Search the listing below for the string "have" and copy every line where it occurs.

[Extracted data entries]
>> START

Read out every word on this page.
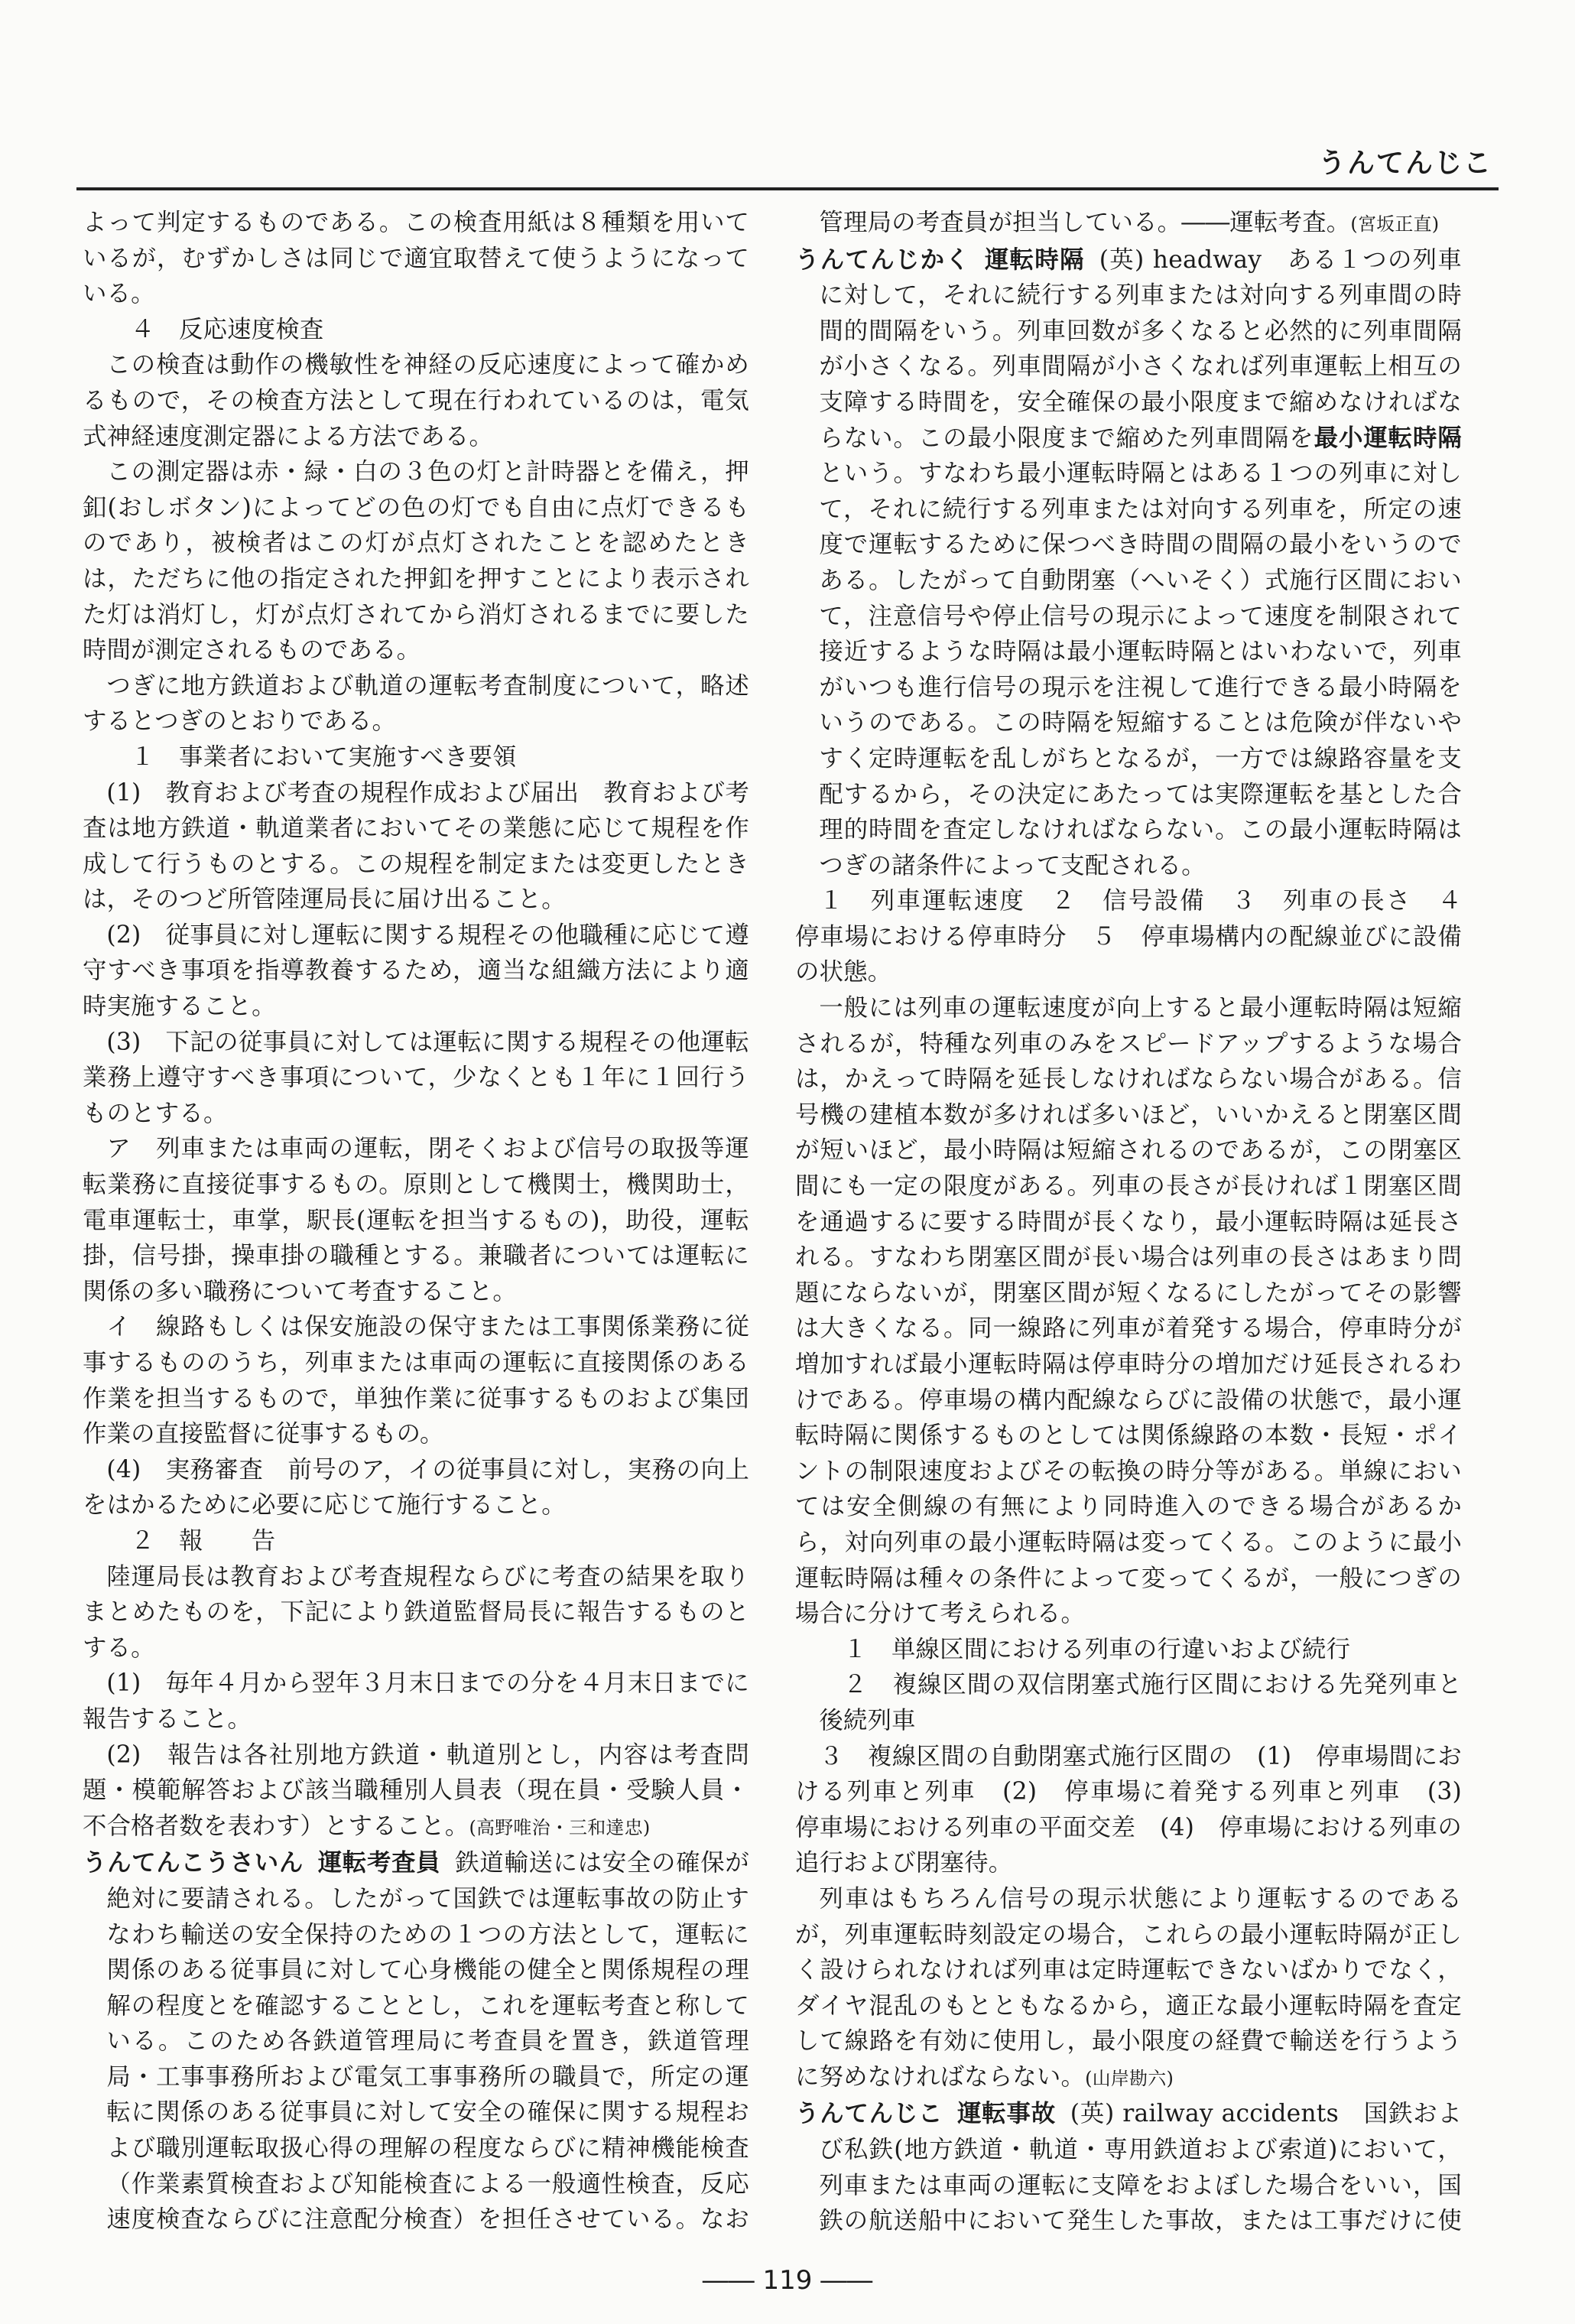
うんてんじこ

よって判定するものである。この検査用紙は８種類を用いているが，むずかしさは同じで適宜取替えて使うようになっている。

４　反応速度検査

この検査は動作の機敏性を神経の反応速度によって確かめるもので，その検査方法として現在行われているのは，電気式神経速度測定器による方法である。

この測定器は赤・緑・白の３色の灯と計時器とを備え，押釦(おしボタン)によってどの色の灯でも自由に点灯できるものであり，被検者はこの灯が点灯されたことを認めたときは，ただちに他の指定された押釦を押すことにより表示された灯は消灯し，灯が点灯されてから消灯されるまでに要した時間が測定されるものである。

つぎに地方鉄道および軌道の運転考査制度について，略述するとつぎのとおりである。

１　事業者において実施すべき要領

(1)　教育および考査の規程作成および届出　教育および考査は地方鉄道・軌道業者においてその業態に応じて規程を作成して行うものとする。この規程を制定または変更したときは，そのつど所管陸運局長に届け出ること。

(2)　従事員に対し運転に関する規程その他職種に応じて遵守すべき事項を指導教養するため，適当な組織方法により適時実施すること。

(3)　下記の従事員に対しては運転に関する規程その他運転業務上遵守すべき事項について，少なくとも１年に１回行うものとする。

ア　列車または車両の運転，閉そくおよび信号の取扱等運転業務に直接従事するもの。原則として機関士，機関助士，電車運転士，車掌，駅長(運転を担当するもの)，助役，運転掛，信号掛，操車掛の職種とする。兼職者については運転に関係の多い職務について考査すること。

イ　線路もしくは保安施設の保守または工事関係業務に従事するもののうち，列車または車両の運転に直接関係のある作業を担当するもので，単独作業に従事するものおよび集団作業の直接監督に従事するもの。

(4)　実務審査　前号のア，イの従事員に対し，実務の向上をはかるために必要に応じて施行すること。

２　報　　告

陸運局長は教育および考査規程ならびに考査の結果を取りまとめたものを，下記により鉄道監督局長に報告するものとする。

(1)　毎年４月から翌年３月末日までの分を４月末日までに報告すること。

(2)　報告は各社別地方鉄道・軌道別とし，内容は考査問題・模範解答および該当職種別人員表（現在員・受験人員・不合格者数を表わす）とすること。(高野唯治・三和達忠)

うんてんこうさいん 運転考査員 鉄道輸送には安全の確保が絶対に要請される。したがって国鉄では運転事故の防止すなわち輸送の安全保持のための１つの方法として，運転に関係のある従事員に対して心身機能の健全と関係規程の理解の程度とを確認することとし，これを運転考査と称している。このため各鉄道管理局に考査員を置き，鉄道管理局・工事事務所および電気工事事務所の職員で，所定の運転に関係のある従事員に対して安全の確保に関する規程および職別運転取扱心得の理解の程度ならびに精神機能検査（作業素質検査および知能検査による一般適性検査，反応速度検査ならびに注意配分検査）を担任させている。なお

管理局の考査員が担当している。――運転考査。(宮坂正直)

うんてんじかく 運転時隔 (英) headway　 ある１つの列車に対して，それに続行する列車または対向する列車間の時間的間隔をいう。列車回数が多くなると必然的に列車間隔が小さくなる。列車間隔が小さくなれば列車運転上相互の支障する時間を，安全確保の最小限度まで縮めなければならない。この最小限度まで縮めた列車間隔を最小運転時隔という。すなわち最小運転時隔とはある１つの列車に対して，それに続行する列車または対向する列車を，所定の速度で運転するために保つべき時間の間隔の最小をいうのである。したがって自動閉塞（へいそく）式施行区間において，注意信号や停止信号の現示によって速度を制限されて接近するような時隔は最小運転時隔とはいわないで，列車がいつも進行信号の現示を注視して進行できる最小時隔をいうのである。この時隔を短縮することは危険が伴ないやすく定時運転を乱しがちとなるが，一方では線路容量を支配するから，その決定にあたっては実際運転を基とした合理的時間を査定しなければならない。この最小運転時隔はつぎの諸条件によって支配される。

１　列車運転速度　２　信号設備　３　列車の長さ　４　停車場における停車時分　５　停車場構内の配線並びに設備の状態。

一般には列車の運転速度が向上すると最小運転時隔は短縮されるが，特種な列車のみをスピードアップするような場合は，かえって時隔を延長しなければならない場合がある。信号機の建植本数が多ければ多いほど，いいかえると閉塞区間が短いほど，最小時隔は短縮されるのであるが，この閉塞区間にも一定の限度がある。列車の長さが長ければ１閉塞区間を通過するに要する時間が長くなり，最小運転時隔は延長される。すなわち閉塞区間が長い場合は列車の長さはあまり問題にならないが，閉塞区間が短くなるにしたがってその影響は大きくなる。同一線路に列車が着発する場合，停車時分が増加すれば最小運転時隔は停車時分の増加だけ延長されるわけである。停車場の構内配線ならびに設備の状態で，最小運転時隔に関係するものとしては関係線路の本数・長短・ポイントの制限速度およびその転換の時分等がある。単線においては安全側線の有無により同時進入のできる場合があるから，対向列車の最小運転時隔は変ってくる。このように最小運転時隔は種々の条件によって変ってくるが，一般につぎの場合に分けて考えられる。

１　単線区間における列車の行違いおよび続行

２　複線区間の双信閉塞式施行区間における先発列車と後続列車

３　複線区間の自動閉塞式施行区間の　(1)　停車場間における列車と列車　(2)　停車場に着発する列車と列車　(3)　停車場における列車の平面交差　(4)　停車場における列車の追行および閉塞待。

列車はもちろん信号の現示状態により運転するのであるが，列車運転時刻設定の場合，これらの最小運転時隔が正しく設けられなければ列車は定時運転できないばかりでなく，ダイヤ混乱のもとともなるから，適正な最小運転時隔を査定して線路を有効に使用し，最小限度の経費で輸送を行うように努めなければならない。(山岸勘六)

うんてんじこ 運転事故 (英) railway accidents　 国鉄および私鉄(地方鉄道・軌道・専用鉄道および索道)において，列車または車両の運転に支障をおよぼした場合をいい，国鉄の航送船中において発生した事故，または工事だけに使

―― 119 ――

>> END
>> START

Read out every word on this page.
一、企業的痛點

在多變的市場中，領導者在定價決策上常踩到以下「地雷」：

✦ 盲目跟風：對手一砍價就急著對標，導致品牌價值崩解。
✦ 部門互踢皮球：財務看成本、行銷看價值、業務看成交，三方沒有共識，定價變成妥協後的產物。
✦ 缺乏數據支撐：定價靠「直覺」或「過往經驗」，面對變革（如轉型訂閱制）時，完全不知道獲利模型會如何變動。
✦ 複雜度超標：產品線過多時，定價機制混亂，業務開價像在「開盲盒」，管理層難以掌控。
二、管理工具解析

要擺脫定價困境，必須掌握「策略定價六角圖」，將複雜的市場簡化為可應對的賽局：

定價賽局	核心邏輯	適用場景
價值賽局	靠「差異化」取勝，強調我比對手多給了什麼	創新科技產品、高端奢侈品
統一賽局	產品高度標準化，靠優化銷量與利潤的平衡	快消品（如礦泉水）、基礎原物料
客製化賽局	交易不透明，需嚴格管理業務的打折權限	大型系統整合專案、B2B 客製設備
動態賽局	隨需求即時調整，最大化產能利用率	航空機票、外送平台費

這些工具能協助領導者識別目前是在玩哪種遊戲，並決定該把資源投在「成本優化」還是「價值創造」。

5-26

>> END
>> START

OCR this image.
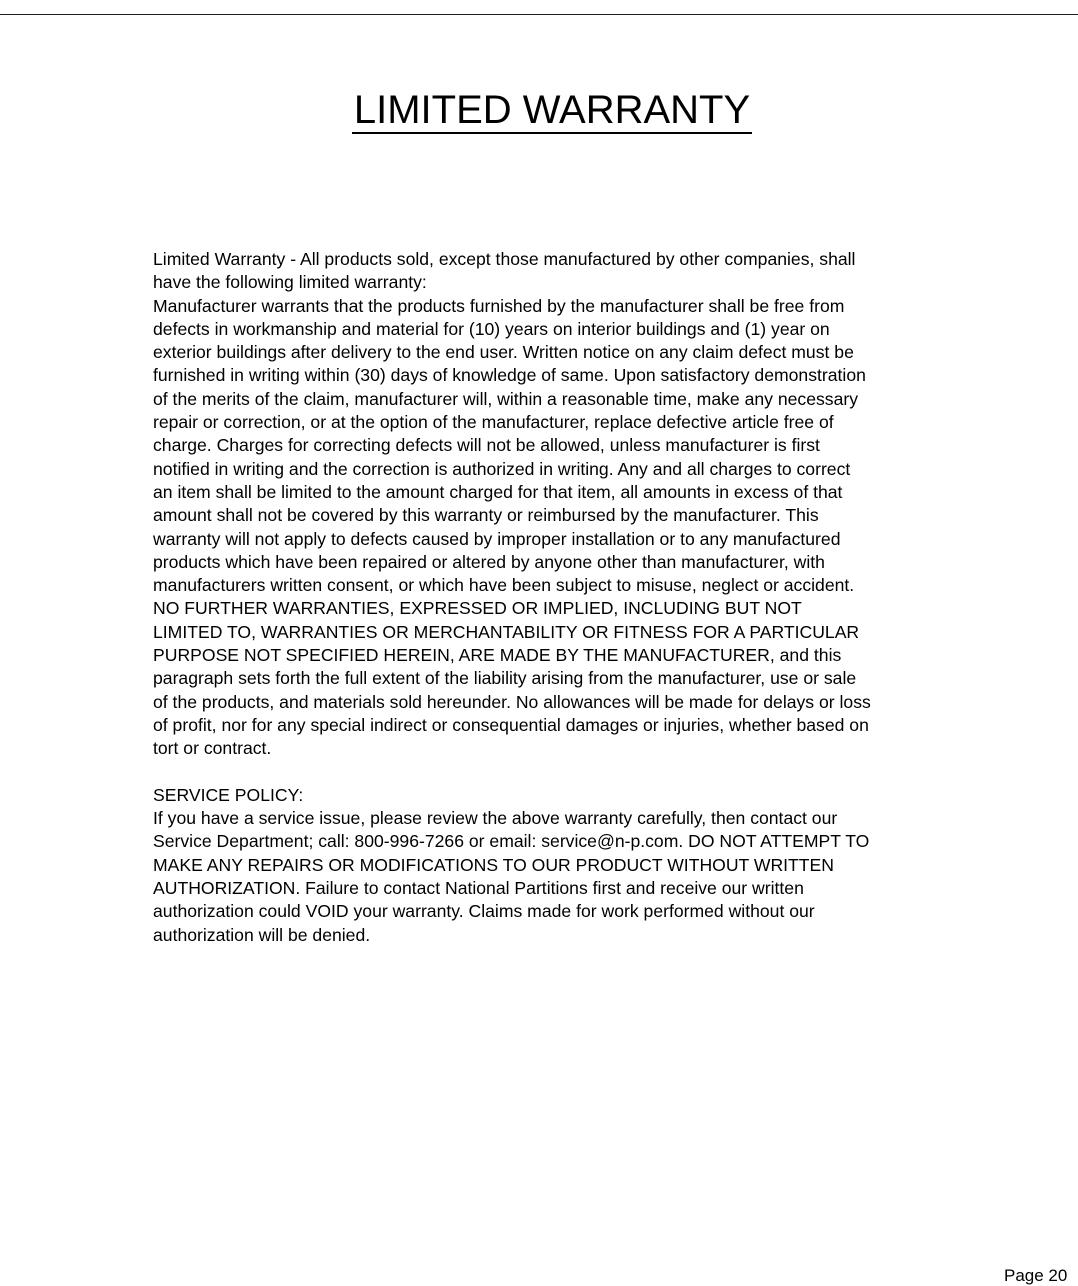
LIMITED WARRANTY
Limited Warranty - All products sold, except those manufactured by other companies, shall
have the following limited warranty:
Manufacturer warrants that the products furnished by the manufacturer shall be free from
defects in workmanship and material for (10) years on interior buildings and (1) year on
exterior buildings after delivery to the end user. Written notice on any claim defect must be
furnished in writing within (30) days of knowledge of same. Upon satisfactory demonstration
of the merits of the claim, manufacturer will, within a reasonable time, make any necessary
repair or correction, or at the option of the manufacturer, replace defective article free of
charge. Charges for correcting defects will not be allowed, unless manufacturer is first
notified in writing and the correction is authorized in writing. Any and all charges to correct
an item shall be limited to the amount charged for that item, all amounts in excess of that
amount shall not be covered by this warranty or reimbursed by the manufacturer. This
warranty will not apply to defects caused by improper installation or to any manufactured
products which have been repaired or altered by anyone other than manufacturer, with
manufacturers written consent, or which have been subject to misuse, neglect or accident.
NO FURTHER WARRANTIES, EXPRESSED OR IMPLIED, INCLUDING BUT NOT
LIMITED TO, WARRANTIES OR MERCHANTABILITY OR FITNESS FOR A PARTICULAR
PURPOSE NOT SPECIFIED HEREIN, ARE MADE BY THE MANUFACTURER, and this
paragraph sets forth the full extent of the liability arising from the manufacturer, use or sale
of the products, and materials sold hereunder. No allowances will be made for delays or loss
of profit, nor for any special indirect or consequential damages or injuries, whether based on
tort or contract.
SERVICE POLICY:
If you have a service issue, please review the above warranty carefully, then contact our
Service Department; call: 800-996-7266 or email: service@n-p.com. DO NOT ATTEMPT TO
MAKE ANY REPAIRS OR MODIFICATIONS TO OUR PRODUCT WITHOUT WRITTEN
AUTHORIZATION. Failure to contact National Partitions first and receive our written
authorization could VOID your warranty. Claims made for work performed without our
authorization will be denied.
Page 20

>> END

- Exercise output
have the following limited warranty:
products which have been repaired or altered by anyone other than manufacturer, with
manufacturers written consent, or which have been subject to misuse, neglect or accident.
If you have a service issue, please review the above warranty carefully, then contact our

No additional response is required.